▶ **THE PROBLEM**: Find the lines with "icon" in them and copy them out.

-- start DATA TO USE --

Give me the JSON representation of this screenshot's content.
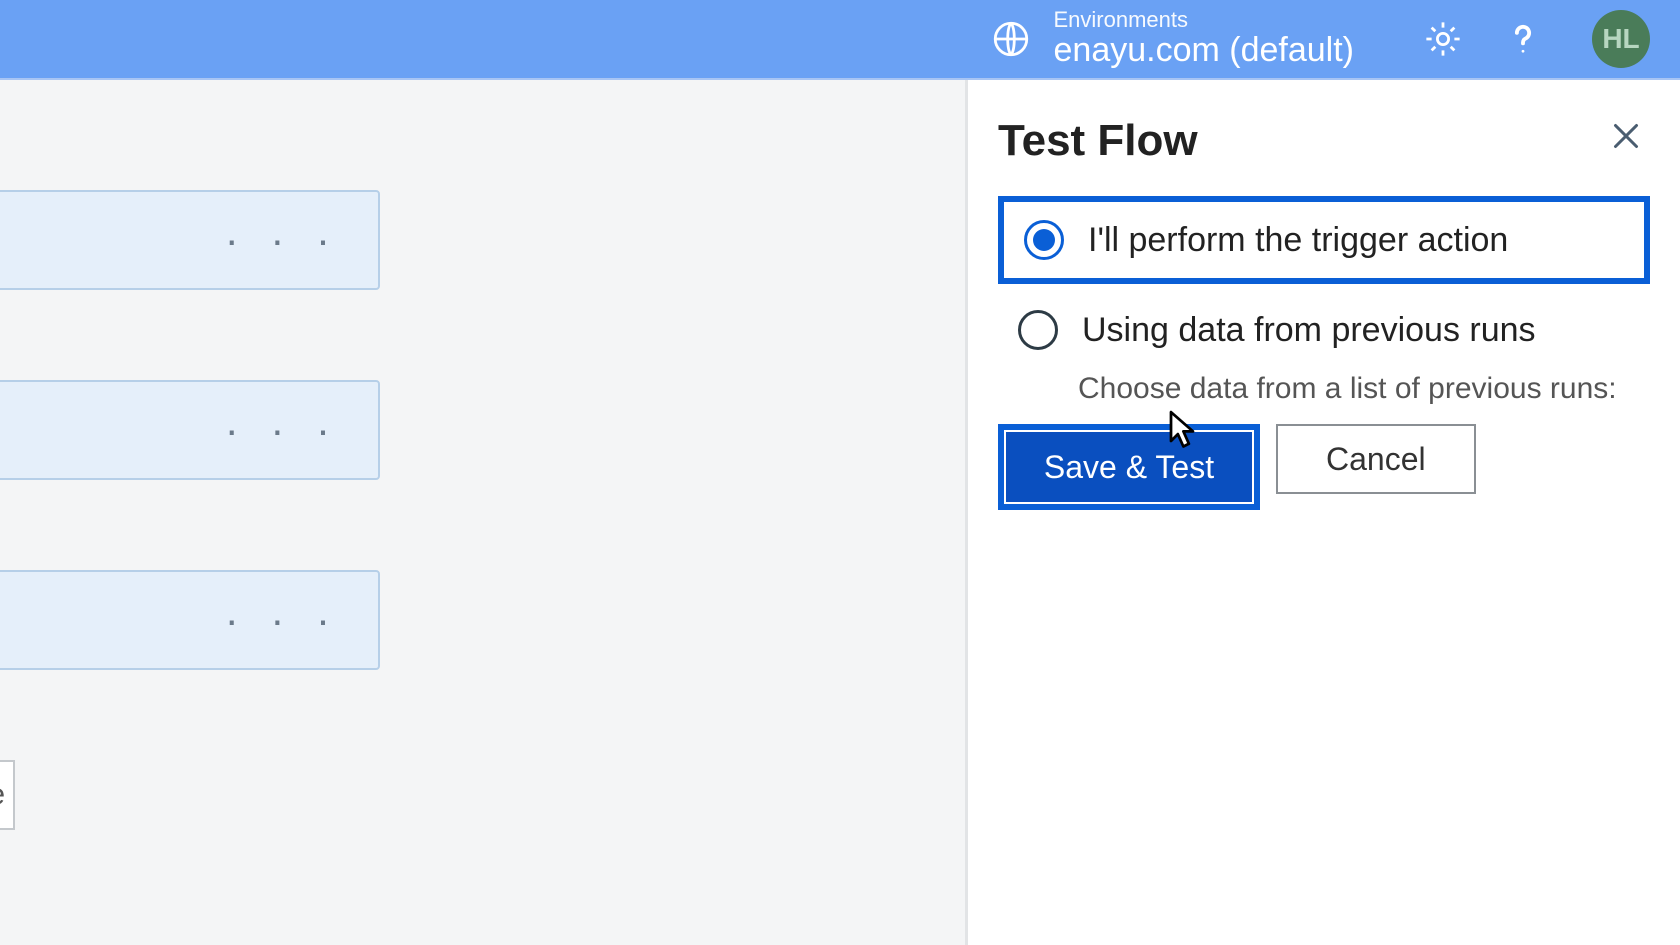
{
  "header": {
    "env_label": "Environments",
    "env_value": "enayu.com (default)",
    "avatar_initials": "HL"
  },
  "panel": {
    "title": "Test Flow",
    "option1_label": "I'll perform the trigger action",
    "option2_label": "Using data from previous runs",
    "option2_sub": "Choose data from a list of previous runs:",
    "save_test_label": "Save & Test",
    "cancel_label": "Cancel"
  },
  "canvas": {
    "small_card_text": "e"
  }
}
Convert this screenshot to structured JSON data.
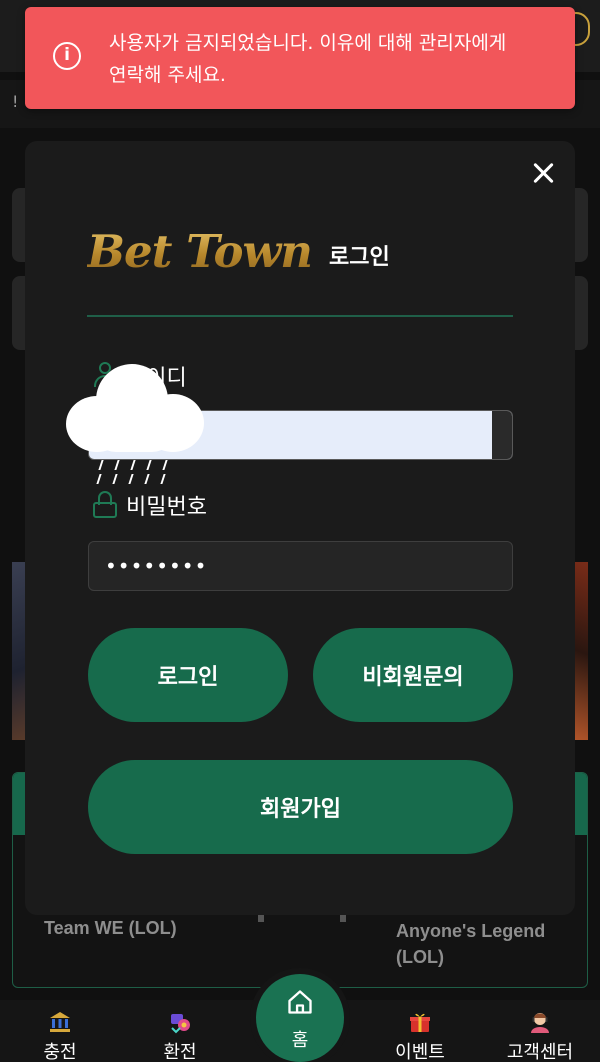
{
  "toast": {
    "message": "사용자가 금지되었습니다. 이유에 대해 관리자에게 연락해 주세요.",
    "icon": "info-icon",
    "color": "#f2565a"
  },
  "background": {
    "match": {
      "team_left": "Team WE (LOL)",
      "team_right": "Anyone's Legend (LOL)"
    }
  },
  "login_modal": {
    "brand": "Bet Town",
    "title_suffix": "로그인",
    "id_field": {
      "label": "아이디",
      "value": ""
    },
    "password_field": {
      "label": "비밀번호",
      "value": "••••••••"
    },
    "buttons": {
      "login": "로그인",
      "guest_inquiry": "비회원문의",
      "signup": "회원가입"
    },
    "accent_color": "#176b4c",
    "brand_color": "#c29a3e"
  },
  "bottom_nav": {
    "items": [
      {
        "label": "충전",
        "icon": "bank-icon"
      },
      {
        "label": "환전",
        "icon": "exchange-icon"
      },
      {
        "label": "홈",
        "icon": "home-icon"
      },
      {
        "label": "이벤트",
        "icon": "gift-icon"
      },
      {
        "label": "고객센터",
        "icon": "support-agent-icon"
      }
    ]
  }
}
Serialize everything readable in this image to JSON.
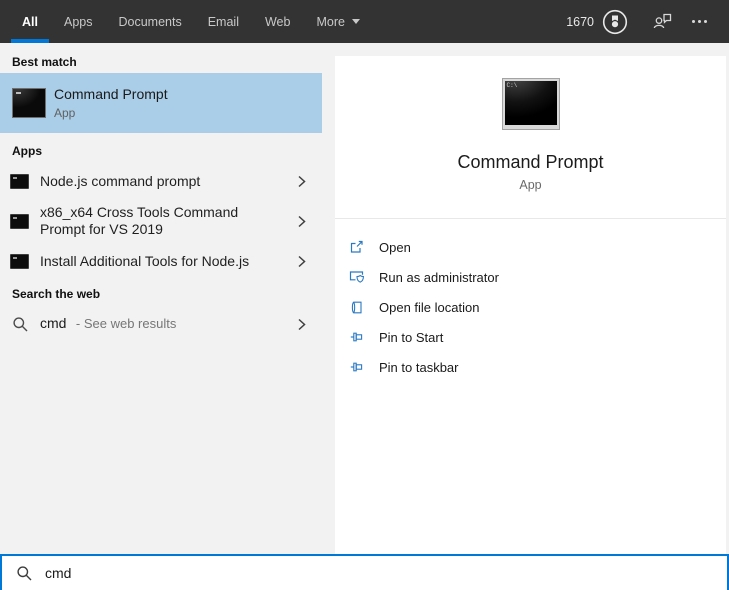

-- end DATA TO USE --

▶ **CORRECT ANSWER**:
    "icon": "info-icon",
        "icon": "bank-icon"
        "icon": "exchange-icon"
        "icon": "home-icon"
        "icon": "gift-icon"
        "icon": "support-agent-icon"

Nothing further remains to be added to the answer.